§ **Task requirements**:
Note how many lines contain "parameters" and give that number, with nothing else.

— BEGIN —

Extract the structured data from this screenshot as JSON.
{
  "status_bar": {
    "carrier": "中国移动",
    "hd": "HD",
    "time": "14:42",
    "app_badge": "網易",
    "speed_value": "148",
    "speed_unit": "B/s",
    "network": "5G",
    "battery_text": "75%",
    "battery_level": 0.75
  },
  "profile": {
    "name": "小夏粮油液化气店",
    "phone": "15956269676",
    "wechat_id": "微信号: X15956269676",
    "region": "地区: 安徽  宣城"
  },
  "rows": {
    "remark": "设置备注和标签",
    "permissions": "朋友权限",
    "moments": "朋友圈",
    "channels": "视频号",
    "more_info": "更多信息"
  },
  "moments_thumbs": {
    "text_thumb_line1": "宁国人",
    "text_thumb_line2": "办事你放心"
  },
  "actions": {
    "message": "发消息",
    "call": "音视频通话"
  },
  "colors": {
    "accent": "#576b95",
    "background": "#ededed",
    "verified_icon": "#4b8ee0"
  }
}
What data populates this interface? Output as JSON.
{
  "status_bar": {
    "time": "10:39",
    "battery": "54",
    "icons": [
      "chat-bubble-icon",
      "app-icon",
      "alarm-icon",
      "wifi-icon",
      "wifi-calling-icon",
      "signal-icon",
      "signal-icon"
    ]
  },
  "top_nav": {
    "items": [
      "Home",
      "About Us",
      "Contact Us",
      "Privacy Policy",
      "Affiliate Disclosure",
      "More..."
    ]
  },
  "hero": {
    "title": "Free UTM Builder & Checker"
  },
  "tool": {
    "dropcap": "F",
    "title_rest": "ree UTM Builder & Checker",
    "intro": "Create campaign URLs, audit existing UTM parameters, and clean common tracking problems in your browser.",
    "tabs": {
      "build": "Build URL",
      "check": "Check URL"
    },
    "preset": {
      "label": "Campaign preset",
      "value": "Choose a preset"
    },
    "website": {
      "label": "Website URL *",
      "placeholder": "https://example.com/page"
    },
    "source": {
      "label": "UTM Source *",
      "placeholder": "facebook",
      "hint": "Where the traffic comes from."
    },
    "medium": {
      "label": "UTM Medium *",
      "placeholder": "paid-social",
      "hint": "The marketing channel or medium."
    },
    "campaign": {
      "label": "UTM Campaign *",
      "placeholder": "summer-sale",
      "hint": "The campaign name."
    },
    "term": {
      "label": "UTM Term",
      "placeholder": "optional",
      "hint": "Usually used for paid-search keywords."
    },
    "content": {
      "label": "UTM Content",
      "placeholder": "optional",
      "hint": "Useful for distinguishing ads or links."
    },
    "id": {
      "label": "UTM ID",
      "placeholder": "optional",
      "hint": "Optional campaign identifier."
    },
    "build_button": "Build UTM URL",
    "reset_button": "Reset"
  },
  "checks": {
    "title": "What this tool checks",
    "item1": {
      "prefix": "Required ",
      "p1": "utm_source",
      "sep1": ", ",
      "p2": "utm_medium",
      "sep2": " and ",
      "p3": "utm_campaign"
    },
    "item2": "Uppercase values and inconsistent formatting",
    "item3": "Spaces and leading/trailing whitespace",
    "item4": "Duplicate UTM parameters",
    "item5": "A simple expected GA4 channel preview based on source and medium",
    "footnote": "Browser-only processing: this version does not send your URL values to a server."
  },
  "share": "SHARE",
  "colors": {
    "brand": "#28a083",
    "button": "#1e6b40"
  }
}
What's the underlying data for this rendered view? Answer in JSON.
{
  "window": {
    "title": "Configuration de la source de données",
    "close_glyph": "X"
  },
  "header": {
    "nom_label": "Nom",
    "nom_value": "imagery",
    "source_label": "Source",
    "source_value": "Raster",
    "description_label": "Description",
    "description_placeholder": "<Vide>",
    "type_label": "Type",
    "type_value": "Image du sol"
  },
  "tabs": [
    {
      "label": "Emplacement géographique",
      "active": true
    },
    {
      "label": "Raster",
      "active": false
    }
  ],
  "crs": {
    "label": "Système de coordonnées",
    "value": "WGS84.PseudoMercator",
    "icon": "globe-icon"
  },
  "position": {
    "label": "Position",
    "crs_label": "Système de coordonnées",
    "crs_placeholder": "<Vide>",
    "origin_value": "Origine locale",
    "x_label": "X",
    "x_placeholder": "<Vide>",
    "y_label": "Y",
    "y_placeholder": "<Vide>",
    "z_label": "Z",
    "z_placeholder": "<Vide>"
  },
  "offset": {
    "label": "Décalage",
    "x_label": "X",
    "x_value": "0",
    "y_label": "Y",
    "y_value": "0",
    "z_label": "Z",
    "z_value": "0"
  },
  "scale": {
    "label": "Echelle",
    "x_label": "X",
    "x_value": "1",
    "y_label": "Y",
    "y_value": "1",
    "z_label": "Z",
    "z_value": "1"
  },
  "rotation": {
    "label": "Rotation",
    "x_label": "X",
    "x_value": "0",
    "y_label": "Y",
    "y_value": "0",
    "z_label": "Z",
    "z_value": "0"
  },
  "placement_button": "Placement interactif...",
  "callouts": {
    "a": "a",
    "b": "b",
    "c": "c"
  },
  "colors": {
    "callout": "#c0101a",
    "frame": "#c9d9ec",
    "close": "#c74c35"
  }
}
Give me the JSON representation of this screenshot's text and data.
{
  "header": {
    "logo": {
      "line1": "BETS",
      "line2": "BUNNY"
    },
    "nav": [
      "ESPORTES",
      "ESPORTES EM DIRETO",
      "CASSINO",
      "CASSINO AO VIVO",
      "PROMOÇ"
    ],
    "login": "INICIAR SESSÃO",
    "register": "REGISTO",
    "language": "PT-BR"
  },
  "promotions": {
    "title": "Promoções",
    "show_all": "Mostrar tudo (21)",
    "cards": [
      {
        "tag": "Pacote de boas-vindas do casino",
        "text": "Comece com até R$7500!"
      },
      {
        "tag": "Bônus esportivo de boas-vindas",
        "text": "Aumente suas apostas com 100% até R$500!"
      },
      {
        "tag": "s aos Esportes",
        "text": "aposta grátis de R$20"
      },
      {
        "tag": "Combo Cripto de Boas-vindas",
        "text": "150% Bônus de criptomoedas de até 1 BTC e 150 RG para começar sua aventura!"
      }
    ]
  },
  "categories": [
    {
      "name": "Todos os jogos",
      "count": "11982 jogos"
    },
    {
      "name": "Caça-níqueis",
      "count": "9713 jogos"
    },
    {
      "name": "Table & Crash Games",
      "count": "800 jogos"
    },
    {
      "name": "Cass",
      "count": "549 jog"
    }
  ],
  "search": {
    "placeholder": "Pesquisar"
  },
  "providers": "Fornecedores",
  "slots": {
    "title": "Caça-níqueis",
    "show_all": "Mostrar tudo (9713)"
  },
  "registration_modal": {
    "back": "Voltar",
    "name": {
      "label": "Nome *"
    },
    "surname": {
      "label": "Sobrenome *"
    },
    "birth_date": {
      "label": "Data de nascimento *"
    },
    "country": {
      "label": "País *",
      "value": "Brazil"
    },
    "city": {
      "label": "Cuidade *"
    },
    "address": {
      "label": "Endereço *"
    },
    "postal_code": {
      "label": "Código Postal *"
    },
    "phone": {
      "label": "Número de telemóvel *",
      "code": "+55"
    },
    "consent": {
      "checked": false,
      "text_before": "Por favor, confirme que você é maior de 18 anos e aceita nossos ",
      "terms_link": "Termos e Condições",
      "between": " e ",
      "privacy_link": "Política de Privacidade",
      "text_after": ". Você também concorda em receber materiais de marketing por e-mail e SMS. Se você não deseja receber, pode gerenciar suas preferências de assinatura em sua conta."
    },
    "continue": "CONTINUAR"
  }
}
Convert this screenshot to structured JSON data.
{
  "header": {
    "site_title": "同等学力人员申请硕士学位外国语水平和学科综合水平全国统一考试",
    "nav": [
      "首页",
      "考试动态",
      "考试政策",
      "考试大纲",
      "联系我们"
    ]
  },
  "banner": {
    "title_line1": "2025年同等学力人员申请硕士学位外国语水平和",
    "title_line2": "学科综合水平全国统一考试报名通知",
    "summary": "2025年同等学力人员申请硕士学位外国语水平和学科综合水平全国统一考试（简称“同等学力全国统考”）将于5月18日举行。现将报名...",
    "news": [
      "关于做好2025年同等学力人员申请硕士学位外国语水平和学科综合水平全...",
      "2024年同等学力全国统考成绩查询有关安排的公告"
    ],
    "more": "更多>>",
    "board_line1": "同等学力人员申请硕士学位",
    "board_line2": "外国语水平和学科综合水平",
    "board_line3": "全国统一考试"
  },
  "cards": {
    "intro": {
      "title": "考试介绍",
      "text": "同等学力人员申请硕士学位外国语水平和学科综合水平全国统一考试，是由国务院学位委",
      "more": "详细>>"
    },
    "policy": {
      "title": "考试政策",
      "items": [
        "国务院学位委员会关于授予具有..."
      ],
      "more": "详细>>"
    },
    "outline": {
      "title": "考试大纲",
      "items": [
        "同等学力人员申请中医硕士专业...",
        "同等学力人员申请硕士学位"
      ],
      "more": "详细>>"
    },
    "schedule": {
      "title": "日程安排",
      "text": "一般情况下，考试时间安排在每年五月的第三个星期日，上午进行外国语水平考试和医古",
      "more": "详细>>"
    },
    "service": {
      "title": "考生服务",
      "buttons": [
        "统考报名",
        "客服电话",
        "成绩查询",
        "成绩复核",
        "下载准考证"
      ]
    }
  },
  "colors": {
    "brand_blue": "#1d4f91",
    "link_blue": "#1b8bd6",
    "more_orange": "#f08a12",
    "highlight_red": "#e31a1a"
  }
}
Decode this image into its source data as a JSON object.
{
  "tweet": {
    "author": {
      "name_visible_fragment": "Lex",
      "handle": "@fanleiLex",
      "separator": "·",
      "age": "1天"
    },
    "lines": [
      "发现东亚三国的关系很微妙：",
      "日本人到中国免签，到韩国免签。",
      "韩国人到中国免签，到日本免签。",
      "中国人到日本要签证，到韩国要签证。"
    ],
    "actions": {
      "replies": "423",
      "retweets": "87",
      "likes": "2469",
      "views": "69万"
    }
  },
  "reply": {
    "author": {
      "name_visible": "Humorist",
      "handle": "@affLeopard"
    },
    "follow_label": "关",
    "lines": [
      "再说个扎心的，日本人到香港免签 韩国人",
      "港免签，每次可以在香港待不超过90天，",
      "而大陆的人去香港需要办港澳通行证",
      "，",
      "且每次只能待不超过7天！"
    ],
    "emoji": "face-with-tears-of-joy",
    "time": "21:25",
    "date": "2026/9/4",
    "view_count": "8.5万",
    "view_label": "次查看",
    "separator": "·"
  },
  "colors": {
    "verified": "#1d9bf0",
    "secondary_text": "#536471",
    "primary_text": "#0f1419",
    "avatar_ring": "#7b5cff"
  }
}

— END —

§ **Correct result**:
2